----- SELECTED EXCERPT -----
Ans: We are provided that the sides of the triangle are of lengths $50$ cm, $80$ cm, and $100$ cm.

Squaring and then pairwise adding the lengths of these sides, it gives $2500+6400\ne 10000$, square of the other side.

that is, ${{50}^{2}}+{{80}^{2}}\ne {{100}^{2}}$.

Thus, the sum of the squares of the lengths of any two sides is not equal to the square of the length of the other side.

Therefore, the triangle provided does not satisfy Pythagorean theorem. So, the given triangle is not right-angled.

(iv) $\mathbf{13}$ cm, $\mathbf{12}$ cm, $\mathbf{5}$ cm.
-----
INSTRUCTION A: What does the worked solution conclude about the triangle with sides of 50 cm, 80 cm, and 100 cm?
INSTRUCTION B: Transcribe the worked solution from "Ans: We are" to "is not right-angled.".
----- INFORMATION GIVEN -----
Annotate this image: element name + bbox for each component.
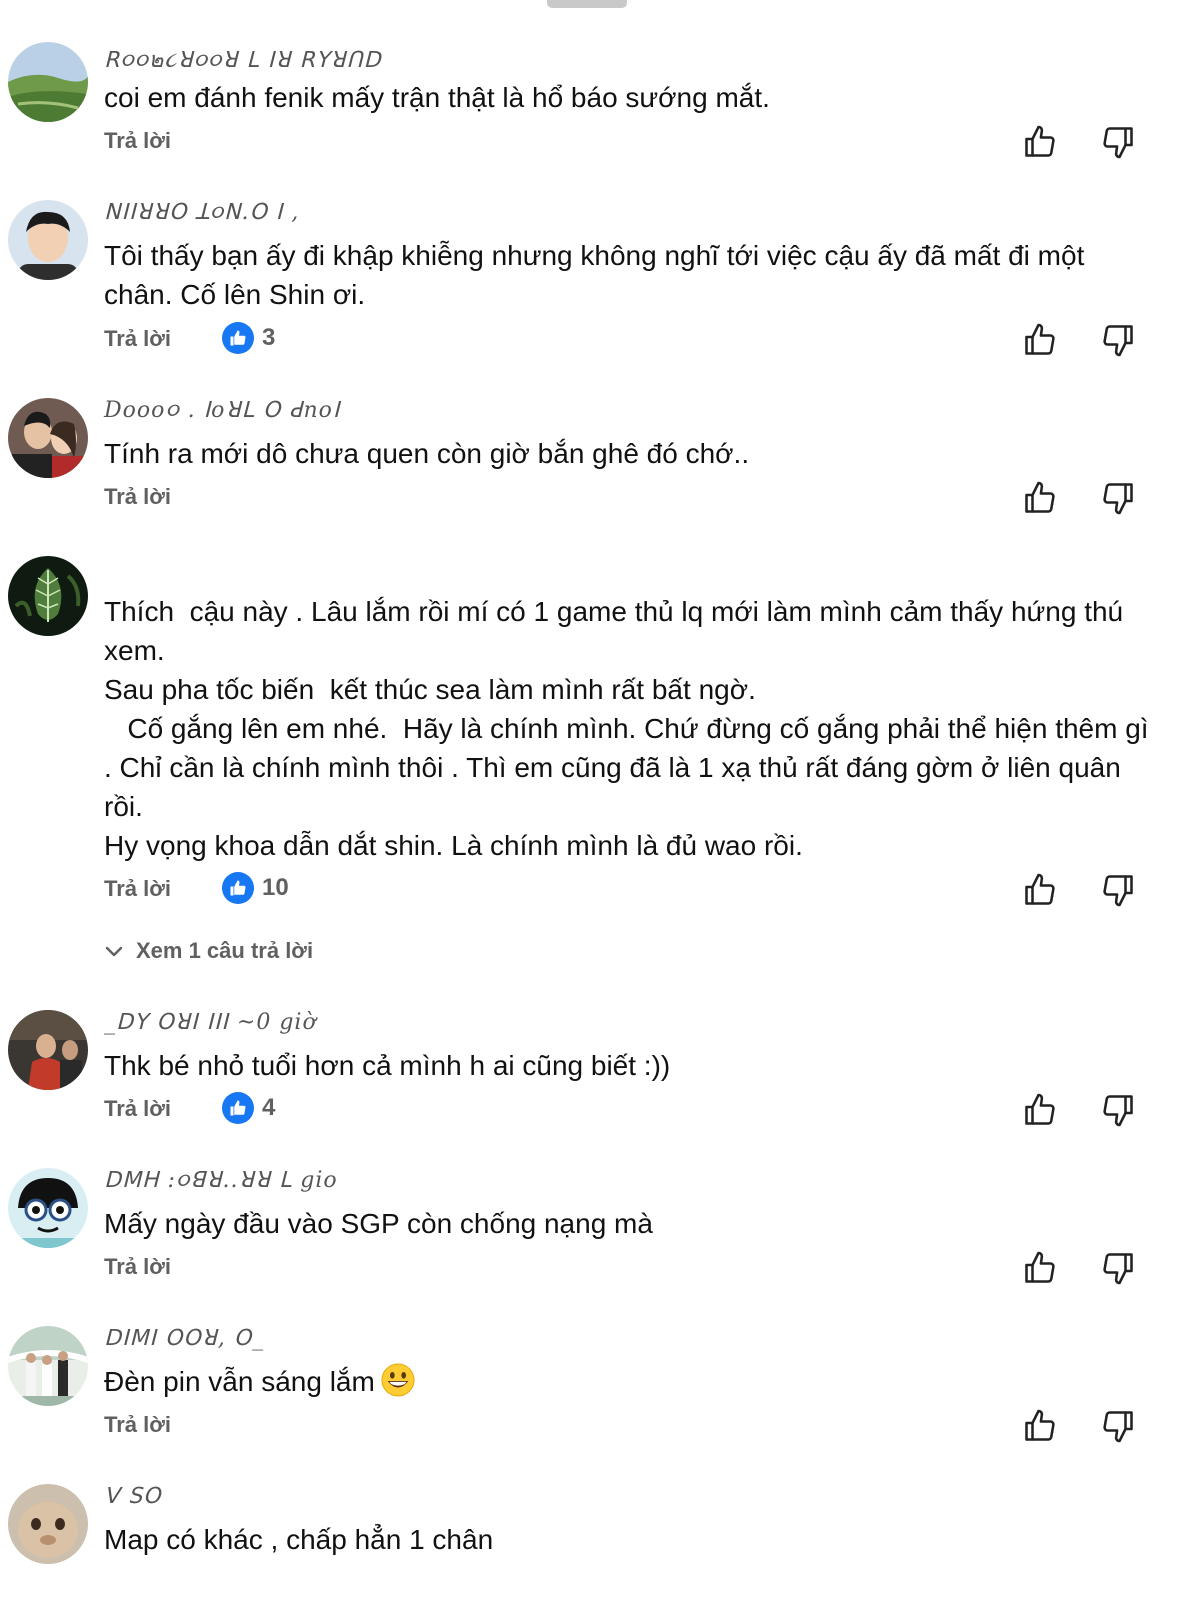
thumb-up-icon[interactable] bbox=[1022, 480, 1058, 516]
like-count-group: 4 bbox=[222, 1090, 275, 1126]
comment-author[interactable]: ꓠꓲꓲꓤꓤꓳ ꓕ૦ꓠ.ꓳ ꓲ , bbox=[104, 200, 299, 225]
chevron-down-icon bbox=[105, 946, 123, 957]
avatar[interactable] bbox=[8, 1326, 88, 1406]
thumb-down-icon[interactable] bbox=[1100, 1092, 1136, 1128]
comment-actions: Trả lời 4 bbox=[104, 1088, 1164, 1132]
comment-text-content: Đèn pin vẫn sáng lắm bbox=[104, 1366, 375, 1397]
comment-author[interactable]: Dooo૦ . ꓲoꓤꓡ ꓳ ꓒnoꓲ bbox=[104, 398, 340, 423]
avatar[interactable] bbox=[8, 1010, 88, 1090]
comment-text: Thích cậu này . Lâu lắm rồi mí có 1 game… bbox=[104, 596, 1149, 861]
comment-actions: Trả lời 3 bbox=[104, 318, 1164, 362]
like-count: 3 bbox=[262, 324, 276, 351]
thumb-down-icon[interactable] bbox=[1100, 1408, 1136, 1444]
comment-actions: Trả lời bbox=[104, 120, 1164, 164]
-----
TASK RESPONSE A: The triangle does not satisfy the Pythagorean theorem, so it is not right-angled.

TASK RESPONSE B:
Ans: We are provided that the sides of the triangle are of lengths $50$ cm, $80$ cm, and $100$ cm.

Squaring and then pairwise adding the lengths of these sides, it gives $2500+6400\ne 10000$, square of the other side.

that is, ${{50}^{2}}+{{80}^{2}}\ne {{100}^{2}}$.

Thus, the sum of the squares of the lengths of any two sides is not equal to the square of the length of the other side.

Therefore, the triangle provided does not satisfy Pythagorean theorem. So, the given triangle is not right-angled.